Data entries —
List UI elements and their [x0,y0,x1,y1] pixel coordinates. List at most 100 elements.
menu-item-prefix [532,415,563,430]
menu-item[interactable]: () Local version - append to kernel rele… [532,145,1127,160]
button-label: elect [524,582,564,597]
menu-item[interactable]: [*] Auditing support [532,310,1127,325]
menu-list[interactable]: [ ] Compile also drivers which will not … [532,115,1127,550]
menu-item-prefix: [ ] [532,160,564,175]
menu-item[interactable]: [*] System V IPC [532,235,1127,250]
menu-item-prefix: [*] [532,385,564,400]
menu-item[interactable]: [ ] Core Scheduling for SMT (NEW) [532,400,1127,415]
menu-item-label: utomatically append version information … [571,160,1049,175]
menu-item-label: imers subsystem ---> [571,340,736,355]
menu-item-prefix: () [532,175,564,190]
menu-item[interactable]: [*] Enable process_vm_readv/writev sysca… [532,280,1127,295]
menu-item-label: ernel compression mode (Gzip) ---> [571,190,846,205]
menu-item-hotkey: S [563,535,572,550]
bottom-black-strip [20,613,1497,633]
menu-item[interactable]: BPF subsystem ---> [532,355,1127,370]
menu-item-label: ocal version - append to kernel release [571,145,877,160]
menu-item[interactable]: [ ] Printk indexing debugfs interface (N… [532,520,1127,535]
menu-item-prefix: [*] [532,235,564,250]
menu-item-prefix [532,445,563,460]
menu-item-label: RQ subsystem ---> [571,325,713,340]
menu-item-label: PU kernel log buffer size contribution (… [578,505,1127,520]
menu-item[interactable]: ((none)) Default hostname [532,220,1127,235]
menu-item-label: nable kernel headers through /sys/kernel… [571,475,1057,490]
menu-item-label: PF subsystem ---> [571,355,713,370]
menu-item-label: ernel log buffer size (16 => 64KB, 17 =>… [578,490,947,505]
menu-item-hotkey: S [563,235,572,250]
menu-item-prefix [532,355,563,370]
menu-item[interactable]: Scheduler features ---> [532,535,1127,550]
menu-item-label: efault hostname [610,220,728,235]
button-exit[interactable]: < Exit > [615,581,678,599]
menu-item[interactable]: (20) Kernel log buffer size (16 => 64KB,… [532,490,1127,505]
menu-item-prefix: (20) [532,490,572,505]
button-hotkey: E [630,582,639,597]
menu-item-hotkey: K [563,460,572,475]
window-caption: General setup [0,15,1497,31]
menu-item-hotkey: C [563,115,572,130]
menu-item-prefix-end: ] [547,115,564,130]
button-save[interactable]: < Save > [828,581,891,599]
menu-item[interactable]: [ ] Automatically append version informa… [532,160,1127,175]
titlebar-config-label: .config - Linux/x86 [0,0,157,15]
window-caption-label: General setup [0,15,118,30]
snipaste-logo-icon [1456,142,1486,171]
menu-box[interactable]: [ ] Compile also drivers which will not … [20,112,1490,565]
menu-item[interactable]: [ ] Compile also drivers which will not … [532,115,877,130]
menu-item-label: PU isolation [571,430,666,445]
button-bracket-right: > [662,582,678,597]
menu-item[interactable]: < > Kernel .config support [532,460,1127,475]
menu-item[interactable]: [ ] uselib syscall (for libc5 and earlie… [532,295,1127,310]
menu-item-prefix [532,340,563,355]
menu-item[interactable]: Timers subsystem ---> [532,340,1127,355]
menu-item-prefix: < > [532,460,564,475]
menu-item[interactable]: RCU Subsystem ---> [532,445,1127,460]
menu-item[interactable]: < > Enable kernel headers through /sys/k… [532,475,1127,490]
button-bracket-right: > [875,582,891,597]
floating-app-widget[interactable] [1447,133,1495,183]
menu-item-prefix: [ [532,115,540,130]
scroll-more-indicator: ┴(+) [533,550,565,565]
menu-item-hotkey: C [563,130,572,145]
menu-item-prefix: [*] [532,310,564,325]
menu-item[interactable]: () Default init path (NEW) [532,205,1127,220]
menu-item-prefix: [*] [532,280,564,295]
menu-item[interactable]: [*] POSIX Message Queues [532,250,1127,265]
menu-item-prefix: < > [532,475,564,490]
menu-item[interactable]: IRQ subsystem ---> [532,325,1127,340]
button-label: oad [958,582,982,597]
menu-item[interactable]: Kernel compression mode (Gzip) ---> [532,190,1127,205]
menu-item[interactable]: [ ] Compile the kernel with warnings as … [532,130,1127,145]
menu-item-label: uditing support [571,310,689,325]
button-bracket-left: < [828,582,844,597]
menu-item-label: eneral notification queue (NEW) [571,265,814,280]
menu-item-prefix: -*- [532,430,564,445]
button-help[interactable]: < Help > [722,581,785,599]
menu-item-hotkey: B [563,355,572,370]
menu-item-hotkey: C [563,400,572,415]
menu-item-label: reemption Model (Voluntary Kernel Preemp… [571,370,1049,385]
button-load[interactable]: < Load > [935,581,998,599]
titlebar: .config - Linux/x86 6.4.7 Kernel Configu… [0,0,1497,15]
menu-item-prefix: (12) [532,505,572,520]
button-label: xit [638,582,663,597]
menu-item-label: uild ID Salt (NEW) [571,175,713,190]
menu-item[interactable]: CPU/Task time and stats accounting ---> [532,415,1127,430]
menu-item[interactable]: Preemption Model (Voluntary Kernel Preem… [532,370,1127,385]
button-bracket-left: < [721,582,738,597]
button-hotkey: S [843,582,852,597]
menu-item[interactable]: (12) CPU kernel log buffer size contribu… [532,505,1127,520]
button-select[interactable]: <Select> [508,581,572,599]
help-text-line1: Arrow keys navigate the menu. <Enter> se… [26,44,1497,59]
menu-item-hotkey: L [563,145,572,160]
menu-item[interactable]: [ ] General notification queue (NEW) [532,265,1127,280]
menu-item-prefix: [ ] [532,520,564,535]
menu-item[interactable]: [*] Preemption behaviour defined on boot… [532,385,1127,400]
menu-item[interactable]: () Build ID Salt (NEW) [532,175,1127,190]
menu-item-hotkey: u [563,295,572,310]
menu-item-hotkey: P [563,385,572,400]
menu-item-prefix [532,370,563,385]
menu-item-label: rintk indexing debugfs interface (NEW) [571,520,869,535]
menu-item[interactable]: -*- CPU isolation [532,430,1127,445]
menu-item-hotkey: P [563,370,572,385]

Required task —
Could you repeat the items from the very first one through the one containing "menu-item[interactable]: [ ] Core", with both of those included?

Response to the exercise —
List UI elements and their [x0,y0,x1,y1] pixel coordinates. List at most 100 elements.
menu-item-prefix [532,415,563,430]
menu-item[interactable]: () Local version - append to kernel rele… [532,145,1127,160]
button-label: elect [524,582,564,597]
menu-item[interactable]: [*] Auditing support [532,310,1127,325]
menu-list[interactable]: [ ] Compile also drivers which will not … [532,115,1127,550]
menu-item-prefix: [ ] [532,160,564,175]
menu-item[interactable]: [*] System V IPC [532,235,1127,250]
menu-item-prefix: [*] [532,385,564,400]
menu-item[interactable]: [ ] Core Scheduling for SMT (NEW) [532,400,1127,415]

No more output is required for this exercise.